■ **THE EXERCISE**:
Omit the images, then print each record below exactly as it reads.

■ **Data records**:
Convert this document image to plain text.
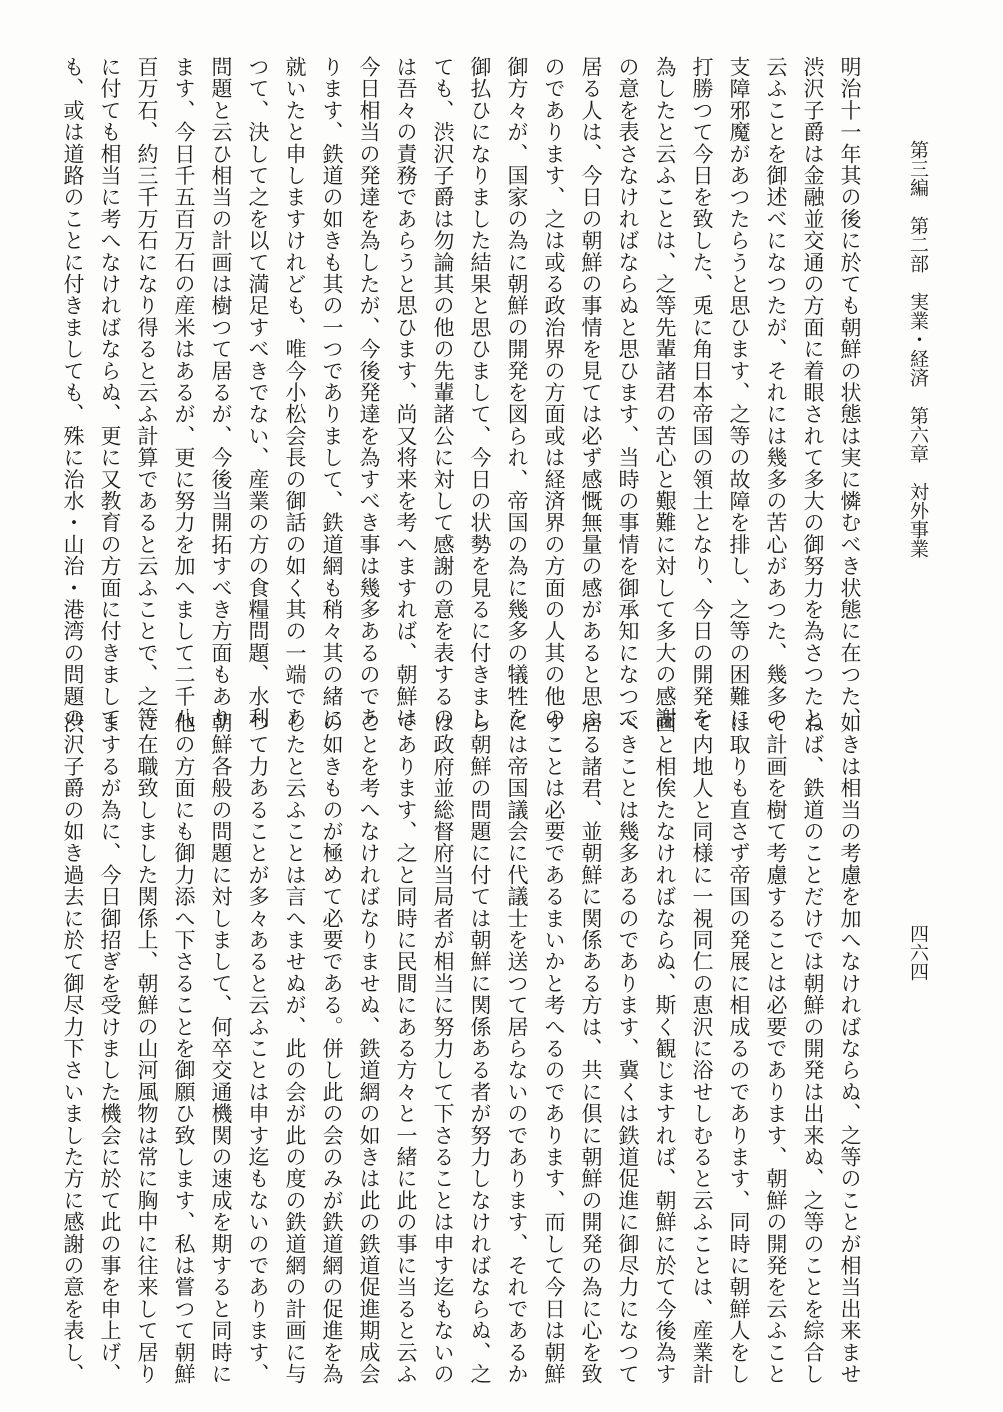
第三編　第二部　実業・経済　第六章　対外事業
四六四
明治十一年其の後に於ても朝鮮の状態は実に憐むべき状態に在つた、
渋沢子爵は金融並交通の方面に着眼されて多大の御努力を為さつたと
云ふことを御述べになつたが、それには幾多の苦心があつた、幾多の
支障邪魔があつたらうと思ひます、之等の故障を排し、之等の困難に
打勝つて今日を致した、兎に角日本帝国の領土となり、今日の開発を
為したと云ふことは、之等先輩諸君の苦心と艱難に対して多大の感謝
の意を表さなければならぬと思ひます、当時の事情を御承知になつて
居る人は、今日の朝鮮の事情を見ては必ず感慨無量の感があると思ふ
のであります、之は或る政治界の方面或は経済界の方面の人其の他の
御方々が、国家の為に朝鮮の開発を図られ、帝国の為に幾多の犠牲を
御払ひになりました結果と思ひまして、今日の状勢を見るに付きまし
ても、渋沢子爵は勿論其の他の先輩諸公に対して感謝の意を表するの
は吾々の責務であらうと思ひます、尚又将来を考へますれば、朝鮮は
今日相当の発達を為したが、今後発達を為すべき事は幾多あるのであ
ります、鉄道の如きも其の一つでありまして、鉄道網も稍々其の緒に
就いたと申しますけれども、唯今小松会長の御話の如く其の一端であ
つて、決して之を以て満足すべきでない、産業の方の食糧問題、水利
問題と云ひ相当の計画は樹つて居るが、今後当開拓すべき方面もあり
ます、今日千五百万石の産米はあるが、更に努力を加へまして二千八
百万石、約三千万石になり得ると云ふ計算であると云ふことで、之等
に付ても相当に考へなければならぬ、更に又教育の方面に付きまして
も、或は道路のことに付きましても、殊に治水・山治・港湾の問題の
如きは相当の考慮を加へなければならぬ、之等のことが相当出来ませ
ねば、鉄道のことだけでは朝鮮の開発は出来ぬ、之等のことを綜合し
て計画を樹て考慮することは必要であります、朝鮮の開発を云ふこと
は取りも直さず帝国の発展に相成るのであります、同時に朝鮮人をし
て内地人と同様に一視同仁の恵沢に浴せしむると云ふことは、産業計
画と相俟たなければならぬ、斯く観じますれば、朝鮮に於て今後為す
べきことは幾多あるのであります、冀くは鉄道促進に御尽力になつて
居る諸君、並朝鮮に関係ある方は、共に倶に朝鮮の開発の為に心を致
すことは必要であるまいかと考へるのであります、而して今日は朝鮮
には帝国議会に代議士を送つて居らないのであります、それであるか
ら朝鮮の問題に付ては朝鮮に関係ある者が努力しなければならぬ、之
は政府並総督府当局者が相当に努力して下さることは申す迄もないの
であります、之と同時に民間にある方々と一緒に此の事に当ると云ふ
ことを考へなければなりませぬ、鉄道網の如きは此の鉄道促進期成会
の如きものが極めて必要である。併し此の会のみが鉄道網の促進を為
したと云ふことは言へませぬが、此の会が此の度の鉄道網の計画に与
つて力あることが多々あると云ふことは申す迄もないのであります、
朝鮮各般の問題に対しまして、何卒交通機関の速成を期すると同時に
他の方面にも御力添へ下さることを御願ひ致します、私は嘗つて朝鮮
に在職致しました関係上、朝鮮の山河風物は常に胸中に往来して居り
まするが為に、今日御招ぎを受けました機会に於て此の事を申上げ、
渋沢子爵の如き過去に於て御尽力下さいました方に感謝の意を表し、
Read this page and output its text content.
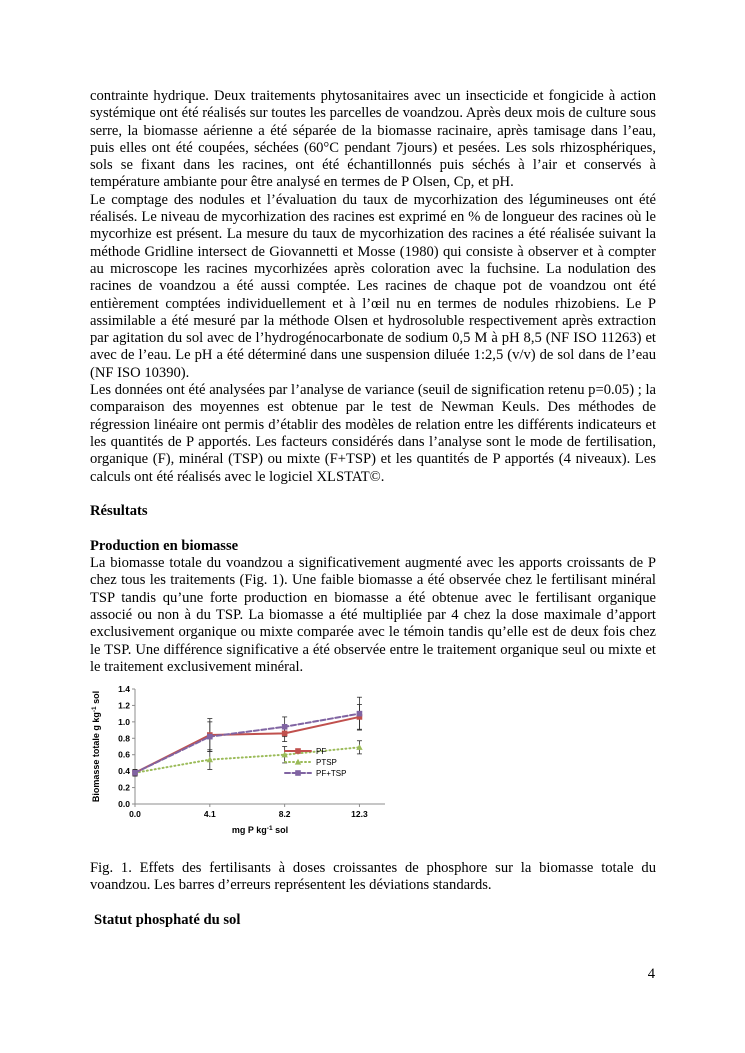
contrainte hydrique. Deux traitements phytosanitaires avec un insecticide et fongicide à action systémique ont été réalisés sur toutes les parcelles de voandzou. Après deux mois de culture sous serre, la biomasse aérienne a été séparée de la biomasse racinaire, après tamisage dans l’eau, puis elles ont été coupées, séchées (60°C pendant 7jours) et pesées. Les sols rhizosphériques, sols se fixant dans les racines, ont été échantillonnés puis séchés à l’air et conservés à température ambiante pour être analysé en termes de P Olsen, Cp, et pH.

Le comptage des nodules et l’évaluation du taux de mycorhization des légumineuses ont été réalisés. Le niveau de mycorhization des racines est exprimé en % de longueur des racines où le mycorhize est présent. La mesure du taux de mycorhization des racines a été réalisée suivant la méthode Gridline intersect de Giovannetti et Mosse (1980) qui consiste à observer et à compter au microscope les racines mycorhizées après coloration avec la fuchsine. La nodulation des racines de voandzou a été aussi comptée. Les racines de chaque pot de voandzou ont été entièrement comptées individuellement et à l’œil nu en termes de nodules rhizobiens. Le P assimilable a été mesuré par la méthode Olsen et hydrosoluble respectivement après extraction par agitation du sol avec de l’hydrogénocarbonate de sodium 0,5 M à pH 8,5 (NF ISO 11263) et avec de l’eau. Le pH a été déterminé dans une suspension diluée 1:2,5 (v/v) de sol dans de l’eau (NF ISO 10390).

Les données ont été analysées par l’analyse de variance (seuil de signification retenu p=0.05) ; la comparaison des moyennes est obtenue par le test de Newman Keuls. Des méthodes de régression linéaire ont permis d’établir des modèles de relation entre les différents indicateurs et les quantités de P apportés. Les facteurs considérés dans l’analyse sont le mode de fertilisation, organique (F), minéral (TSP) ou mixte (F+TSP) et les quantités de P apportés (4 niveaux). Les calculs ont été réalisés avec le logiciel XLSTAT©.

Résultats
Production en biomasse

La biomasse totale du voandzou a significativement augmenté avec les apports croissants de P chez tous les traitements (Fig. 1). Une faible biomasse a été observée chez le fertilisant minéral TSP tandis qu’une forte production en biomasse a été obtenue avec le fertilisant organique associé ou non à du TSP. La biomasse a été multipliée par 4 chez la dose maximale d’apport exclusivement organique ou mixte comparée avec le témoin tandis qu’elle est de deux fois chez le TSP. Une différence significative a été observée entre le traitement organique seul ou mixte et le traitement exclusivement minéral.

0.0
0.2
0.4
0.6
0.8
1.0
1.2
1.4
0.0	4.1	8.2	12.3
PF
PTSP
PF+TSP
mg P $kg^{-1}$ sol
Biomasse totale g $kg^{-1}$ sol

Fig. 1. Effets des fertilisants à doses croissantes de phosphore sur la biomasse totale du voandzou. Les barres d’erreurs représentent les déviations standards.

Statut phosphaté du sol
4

■ **EXERCISE OUTPUT**:
Convert this document image to plain text.
第三編　第二部　実業・経済　第六章　対外事業
四六四
明治十一年其の後に於ても朝鮮の状態は実に憐むべき状態に在つた、
渋沢子爵は金融並交通の方面に着眼されて多大の御努力を為さつたと
云ふことを御述べになつたが、それには幾多の苦心があつた、幾多の
支障邪魔があつたらうと思ひます、之等の故障を排し、之等の困難に
打勝つて今日を致した、兎に角日本帝国の領土となり、今日の開発を
為したと云ふことは、之等先輩諸君の苦心と艱難に対して多大の感謝
の意を表さなければならぬと思ひます、当時の事情を御承知になつて
居る人は、今日の朝鮮の事情を見ては必ず感慨無量の感があると思ふ
のであります、之は或る政治界の方面或は経済界の方面の人其の他の
御方々が、国家の為に朝鮮の開発を図られ、帝国の為に幾多の犠牲を
御払ひになりました結果と思ひまして、今日の状勢を見るに付きまし
ても、渋沢子爵は勿論其の他の先輩諸公に対して感謝の意を表するの
は吾々の責務であらうと思ひます、尚又将来を考へますれば、朝鮮は
今日相当の発達を為したが、今後発達を為すべき事は幾多あるのであ
ります、鉄道の如きも其の一つでありまして、鉄道網も稍々其の緒に
就いたと申しますけれども、唯今小松会長の御話の如く其の一端であ
つて、決して之を以て満足すべきでない、産業の方の食糧問題、水利
問題と云ひ相当の計画は樹つて居るが、今後当開拓すべき方面もあり
ます、今日千五百万石の産米はあるが、更に努力を加へまして二千八
百万石、約三千万石になり得ると云ふ計算であると云ふことで、之等
に付ても相当に考へなければならぬ、更に又教育の方面に付きまして
も、或は道路のことに付きましても、殊に治水・山治・港湾の問題の
如きは相当の考慮を加へなければならぬ、之等のことが相当出来ませ
ねば、鉄道のことだけでは朝鮮の開発は出来ぬ、之等のことを綜合し
て計画を樹て考慮することは必要であります、朝鮮の開発を云ふこと
は取りも直さず帝国の発展に相成るのであります、同時に朝鮮人をし
て内地人と同様に一視同仁の恵沢に浴せしむると云ふことは、産業計
画と相俟たなければならぬ、斯く観じますれば、朝鮮に於て今後為す
べきことは幾多あるのであります、冀くは鉄道促進に御尽力になつて
居る諸君、並朝鮮に関係ある方は、共に倶に朝鮮の開発の為に心を致
すことは必要であるまいかと考へるのであります、而して今日は朝鮮
には帝国議会に代議士を送つて居らないのであります、それであるか
ら朝鮮の問題に付ては朝鮮に関係ある者が努力しなければならぬ、之
は政府並総督府当局者が相当に努力して下さることは申す迄もないの
であります、之と同時に民間にある方々と一緒に此の事に当ると云ふ
ことを考へなければなりませぬ、鉄道網の如きは此の鉄道促進期成会
の如きものが極めて必要である。併し此の会のみが鉄道網の促進を為
したと云ふことは言へませぬが、此の会が此の度の鉄道網の計画に与
つて力あることが多々あると云ふことは申す迄もないのであります、
朝鮮各般の問題に対しまして、何卒交通機関の速成を期すると同時に
他の方面にも御力添へ下さることを御願ひ致します、私は嘗つて朝鮮
に在職致しました関係上、朝鮮の山河風物は常に胸中に往来して居り
まするが為に、今日御招ぎを受けました機会に於て此の事を申上げ、
渋沢子爵の如き過去に於て御尽力下さいました方に感謝の意を表し、
Read this page and output its text content.
contrainte hydrique. Deux traitements phytosanitaires avec un insecticide et fongicide à action systémique ont été réalisés sur toutes les parcelles de voandzou. Après deux mois de culture sous serre, la biomasse aérienne a été séparée de la biomasse racinaire, après tamisage dans l’eau, puis elles ont été coupées, séchées (60°C pendant 7jours) et pesées. Les sols rhizosphériques, sols se fixant dans les racines, ont été échantillonnés puis séchés à l’air et conservés à température ambiante pour être analysé en termes de P Olsen, Cp, et pH.

Le comptage des nodules et l’évaluation du taux de mycorhization des légumineuses ont été réalisés. Le niveau de mycorhization des racines est exprimé en % de longueur des racines où le mycorhize est présent. La mesure du taux de mycorhization des racines a été réalisée suivant la méthode Gridline intersect de Giovannetti et Mosse (1980) qui consiste à observer et à compter au microscope les racines mycorhizées après coloration avec la fuchsine. La nodulation des racines de voandzou a été aussi comptée. Les racines de chaque pot de voandzou ont été entièrement comptées individuellement et à l’œil nu en termes de nodules rhizobiens. Le P assimilable a été mesuré par la méthode Olsen et hydrosoluble respectivement après extraction par agitation du sol avec de l’hydrogénocarbonate de sodium 0,5 M à pH 8,5 (NF ISO 11263) et avec de l’eau. Le pH a été déterminé dans une suspension diluée 1:2,5 (v/v) de sol dans de l’eau (NF ISO 10390).

Les données ont été analysées par l’analyse de variance (seuil de signification retenu p=0.05) ; la comparaison des moyennes est obtenue par le test de Newman Keuls. Des méthodes de régression linéaire ont permis d’établir des modèles de relation entre les différents indicateurs et les quantités de P apportés. Les facteurs considérés dans l’analyse sont le mode de fertilisation, organique (F), minéral (TSP) ou mixte (F+TSP) et les quantités de P apportés (4 niveaux). Les calculs ont été réalisés avec le logiciel XLSTAT©.

Résultats
Production en biomasse

La biomasse totale du voandzou a significativement augmenté avec les apports croissants de P chez tous les traitements (Fig. 1). Une faible biomasse a été observée chez le fertilisant minéral TSP tandis qu’une forte production en biomasse a été obtenue avec le fertilisant organique associé ou non à du TSP. La biomasse a été multipliée par 4 chez la dose maximale d’apport exclusivement organique ou mixte comparée avec le témoin tandis qu’elle est de deux fois chez le TSP. Une différence significative a été observée entre le traitement organique seul ou mixte et le traitement exclusivement minéral.

0.0
0.2
0.4
0.6
0.8
1.0
1.2
1.4
0.0	4.1	8.2	12.3
PF
PTSP
PF+TSP
mg P $kg^{-1}$ sol
Biomasse totale g $kg^{-1}$ sol

Fig. 1. Effets des fertilisants à doses croissantes de phosphore sur la biomasse totale du voandzou. Les barres d’erreurs représentent les déviations standards.

Statut phosphaté du sol
4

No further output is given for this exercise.